— Given instruction —
Find every line in the records below that holds the word "социально", and copy each one.
>> START Provided records
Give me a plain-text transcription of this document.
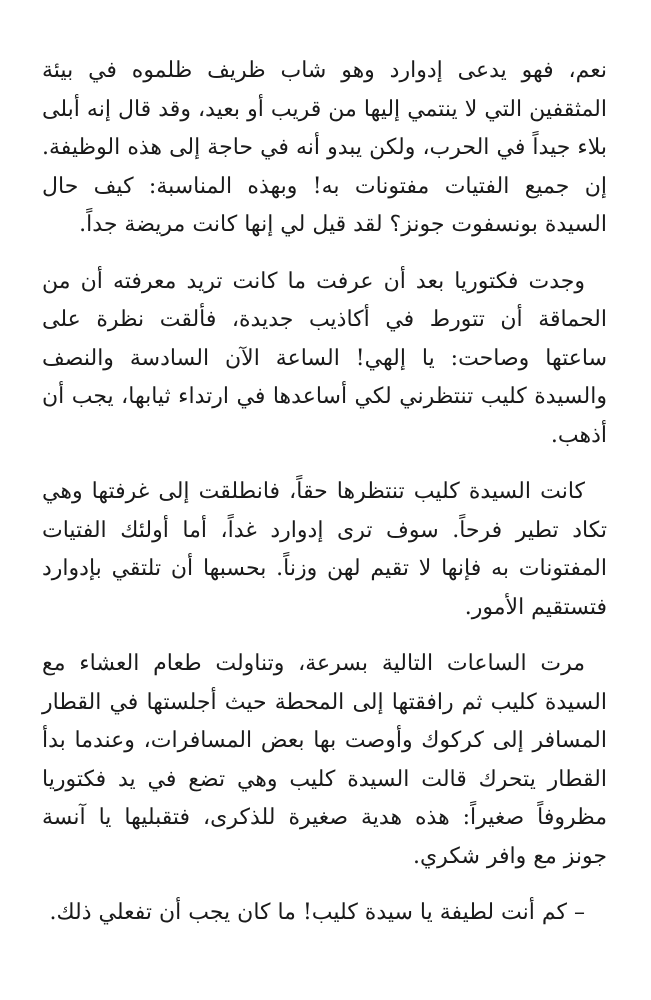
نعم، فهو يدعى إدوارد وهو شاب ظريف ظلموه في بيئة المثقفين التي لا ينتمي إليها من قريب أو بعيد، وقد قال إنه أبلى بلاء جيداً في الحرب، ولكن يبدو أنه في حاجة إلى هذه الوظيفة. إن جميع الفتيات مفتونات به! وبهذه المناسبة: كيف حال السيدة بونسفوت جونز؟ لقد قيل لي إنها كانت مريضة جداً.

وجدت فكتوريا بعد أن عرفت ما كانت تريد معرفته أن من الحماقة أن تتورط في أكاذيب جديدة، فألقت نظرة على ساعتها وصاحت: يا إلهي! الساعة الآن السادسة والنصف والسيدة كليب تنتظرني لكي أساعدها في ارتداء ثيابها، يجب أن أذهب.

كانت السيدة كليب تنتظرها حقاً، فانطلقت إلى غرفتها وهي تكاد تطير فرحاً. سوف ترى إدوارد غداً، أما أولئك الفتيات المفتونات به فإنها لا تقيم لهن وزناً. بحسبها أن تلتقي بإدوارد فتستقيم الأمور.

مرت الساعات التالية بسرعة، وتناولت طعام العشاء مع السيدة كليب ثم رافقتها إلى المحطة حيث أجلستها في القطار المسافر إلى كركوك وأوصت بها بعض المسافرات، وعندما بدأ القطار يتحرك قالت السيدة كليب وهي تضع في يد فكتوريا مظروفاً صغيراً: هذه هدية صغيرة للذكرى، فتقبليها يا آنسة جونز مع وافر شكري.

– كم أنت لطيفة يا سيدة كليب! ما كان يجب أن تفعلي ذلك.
>> END Provided records
>> START Provided records
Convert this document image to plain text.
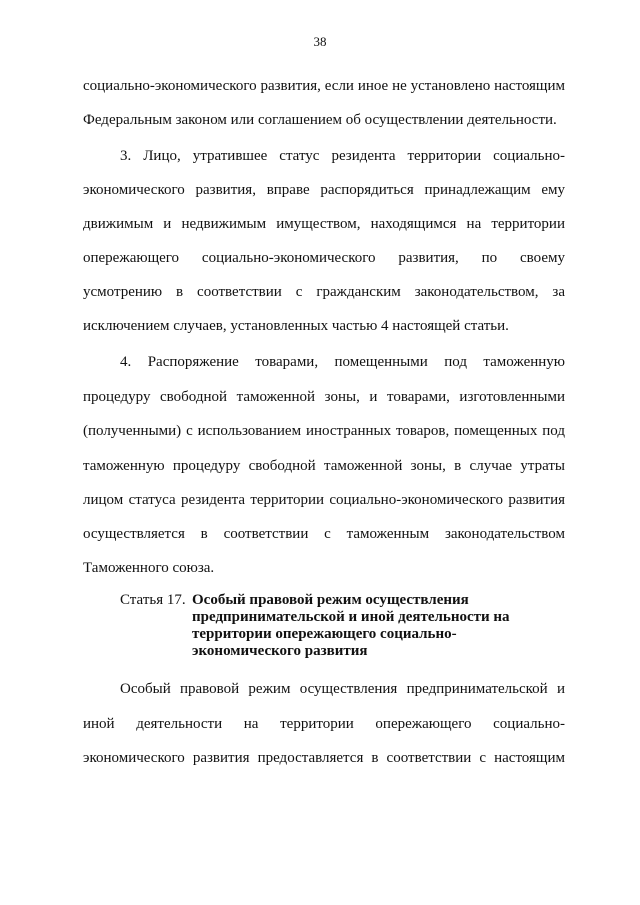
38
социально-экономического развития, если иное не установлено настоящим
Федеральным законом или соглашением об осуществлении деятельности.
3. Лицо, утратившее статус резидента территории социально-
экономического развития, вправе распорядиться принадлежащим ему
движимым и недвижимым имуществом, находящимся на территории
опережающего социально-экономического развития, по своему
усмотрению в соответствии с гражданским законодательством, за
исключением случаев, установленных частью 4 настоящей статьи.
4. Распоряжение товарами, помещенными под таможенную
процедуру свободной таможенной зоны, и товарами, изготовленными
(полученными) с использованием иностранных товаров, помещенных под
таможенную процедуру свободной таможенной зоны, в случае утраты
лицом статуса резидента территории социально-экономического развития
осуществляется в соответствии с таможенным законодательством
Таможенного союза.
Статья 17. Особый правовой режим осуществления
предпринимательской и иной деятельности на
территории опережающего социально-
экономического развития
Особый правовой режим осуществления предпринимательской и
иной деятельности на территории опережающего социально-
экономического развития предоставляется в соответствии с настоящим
>> END Provided records
— Finished task —
социально-экономического развития, если иное не установлено настоящим
3. Лицо, утратившее статус резидента территории социально-
опережающего социально-экономического развития, по своему
лицом статуса резидента территории социально-экономического развития
территории опережающего социально-
иной деятельности на территории опережающего социально-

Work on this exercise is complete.